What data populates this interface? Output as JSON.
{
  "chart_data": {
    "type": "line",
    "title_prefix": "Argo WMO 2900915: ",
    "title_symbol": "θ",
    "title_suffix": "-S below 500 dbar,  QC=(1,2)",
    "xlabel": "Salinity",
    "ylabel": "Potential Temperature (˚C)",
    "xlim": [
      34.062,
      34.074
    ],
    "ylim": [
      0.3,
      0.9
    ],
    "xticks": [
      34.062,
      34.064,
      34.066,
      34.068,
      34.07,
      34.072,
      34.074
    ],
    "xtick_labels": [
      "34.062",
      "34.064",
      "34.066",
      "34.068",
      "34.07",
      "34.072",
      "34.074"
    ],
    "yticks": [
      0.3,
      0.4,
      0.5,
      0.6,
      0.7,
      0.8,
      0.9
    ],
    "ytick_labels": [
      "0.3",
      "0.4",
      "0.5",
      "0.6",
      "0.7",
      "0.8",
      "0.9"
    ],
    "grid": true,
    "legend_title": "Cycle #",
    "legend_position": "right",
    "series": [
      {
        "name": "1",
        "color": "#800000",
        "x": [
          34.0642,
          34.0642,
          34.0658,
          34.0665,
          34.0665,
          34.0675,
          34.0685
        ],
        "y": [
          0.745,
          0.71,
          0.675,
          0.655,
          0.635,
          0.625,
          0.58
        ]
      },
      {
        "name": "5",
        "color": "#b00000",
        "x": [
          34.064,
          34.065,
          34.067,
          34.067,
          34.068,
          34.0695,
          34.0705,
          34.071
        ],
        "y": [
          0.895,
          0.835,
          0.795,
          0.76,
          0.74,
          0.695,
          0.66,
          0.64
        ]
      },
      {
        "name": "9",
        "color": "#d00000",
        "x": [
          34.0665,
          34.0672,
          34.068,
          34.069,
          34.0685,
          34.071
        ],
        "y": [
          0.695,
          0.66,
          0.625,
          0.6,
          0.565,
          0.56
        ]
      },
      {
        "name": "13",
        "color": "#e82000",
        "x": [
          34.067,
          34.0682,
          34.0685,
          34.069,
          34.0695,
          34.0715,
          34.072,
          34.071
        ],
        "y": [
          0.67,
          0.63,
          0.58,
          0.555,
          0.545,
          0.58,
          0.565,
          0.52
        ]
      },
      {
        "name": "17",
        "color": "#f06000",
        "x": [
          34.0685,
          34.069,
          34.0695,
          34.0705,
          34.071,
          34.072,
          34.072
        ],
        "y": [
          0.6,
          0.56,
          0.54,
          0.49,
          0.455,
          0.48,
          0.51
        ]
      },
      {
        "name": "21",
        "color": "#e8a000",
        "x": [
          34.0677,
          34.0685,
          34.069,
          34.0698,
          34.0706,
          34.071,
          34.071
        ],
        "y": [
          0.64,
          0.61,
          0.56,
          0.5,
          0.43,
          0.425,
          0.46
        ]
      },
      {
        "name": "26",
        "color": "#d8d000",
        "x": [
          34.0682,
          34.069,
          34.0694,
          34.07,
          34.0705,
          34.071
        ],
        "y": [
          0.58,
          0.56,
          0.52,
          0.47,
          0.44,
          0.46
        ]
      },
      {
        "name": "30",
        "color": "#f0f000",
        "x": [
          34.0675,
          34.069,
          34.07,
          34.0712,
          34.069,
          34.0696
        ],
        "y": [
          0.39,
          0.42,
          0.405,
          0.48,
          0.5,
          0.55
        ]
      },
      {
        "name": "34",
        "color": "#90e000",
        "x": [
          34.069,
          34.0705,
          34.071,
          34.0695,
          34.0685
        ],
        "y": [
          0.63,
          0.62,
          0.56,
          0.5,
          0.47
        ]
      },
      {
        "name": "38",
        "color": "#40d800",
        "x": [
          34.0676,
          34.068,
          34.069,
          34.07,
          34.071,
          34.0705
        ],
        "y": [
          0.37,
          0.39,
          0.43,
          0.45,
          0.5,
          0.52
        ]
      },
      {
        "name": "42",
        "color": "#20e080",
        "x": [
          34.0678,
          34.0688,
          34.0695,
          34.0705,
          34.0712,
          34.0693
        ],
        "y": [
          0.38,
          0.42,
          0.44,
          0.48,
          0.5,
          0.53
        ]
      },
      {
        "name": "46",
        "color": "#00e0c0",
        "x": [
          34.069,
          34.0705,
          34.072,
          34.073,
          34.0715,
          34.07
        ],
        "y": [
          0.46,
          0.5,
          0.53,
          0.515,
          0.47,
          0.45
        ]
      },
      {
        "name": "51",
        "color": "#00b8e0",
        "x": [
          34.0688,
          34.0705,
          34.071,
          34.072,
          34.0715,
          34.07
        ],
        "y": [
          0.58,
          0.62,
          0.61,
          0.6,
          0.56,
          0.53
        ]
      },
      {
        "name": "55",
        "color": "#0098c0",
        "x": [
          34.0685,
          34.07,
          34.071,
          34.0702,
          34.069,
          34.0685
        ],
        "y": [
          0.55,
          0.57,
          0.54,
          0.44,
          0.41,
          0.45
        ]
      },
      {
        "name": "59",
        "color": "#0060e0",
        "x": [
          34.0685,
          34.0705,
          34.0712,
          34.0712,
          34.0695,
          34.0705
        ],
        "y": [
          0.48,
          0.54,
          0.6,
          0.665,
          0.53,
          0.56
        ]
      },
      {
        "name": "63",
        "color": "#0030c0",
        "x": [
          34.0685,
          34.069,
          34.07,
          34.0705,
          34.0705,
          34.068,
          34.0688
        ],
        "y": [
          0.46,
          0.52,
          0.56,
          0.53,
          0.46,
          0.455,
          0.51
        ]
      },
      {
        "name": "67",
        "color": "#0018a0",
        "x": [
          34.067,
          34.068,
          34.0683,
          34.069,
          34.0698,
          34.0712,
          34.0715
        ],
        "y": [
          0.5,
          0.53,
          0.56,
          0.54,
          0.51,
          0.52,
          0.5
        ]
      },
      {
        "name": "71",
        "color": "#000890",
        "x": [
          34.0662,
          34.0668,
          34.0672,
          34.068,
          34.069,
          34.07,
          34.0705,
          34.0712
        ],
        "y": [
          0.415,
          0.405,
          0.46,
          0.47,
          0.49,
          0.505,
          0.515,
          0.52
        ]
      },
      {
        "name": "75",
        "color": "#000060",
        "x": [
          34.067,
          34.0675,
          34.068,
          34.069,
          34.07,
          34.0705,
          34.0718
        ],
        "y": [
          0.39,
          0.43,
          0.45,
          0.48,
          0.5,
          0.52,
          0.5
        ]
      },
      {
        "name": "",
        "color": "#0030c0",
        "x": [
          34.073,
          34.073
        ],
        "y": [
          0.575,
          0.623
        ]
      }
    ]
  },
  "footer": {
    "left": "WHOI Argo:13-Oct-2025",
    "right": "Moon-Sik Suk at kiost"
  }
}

• WRITTEN PROBLEM:
State how many lines of the listing above include the word "Argo". Give nothing but the number.

• COMPLETE ANSWER:
2